Start of Records supplied

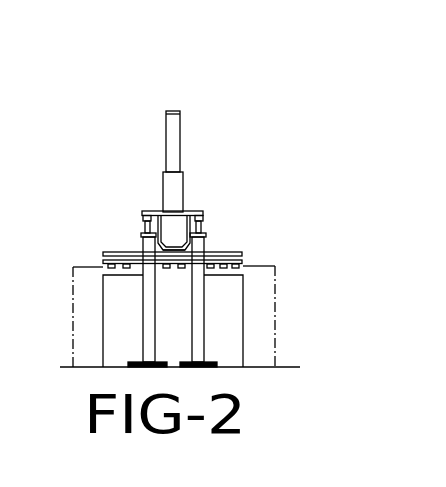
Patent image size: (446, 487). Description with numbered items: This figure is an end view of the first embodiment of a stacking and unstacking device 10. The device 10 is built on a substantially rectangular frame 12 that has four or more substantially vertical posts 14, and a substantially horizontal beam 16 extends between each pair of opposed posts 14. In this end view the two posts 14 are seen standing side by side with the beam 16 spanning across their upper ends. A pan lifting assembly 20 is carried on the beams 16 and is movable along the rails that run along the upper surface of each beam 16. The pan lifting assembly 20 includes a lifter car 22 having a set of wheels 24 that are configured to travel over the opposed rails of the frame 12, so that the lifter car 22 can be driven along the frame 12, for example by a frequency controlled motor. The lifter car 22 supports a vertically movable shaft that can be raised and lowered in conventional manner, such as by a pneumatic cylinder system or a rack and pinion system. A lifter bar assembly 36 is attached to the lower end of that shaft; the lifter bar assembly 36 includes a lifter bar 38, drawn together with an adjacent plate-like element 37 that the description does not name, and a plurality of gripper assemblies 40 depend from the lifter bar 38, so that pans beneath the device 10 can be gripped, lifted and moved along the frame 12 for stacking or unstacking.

The stacking and unstacking device 10 is at (258, 138).
The frame 12 is at (76, 178).
The posts 14 is at (148, 337).
The beam 16 is at (143, 229).
The pan lifting assembly 20 is at (133, 108).
The lifter car 22 is at (175, 211).
The wheels 24 is at (145, 216).
The lifter bar assembly 36 is at (258, 239).
The support plate 37 is at (105, 252).
The lifter bar 38 is at (272, 284).
The gripper assemblies 40 is at (103, 272).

End of Records supplied

Do this:
Reproduce every entry above word for word, omitting the pictures.

Response to this task:
Patent image size: (446, 487). Description with numbered items: This figure is an end view of the first embodiment of a stacking and unstacking device 10. The device 10 is built on a substantially rectangular frame 12 that has four or more substantially vertical posts 14, and a substantially horizontal beam 16 extends between each pair of opposed posts 14. In this end view the two posts 14 are seen standing side by side with the beam 16 spanning across their upper ends. A pan lifting assembly 20 is carried on the beams 16 and is movable along the rails that run along the upper surface of each beam 16. The pan lifting assembly 20 includes a lifter car 22 having a set of wheels 24 that are configured to travel over the opposed rails of the frame 12, so that the lifter car 22 can be driven along the frame 12, for example by a frequency controlled motor. The lifter car 22 supports a vertically movable shaft that can be raised and lowered in conventional manner, such as by a pneumatic cylinder system or a rack and pinion system. A lifter bar assembly 36 is attached to the lower end of that shaft; the lifter bar assembly 36 includes a lifter bar 38, drawn together with an adjacent plate-like element 37 that the description does not name, and a plurality of gripper assemblies 40 depend from the lifter bar 38, so that pans beneath the device 10 can be gripped, lifted and moved along the frame 12 for stacking or unstacking.

The stacking and unstacking device 10 is at (258, 138).
The frame 12 is at (76, 178).
The posts 14 is at (148, 337).
The beam 16 is at (143, 229).
The pan lifting assembly 20 is at (133, 108).
The lifter car 22 is at (175, 211).
The wheels 24 is at (145, 216).
The lifter bar assembly 36 is at (258, 239).
The support plate 37 is at (105, 252).
The lifter bar 38 is at (272, 284).
The gripper assemblies 40 is at (103, 272).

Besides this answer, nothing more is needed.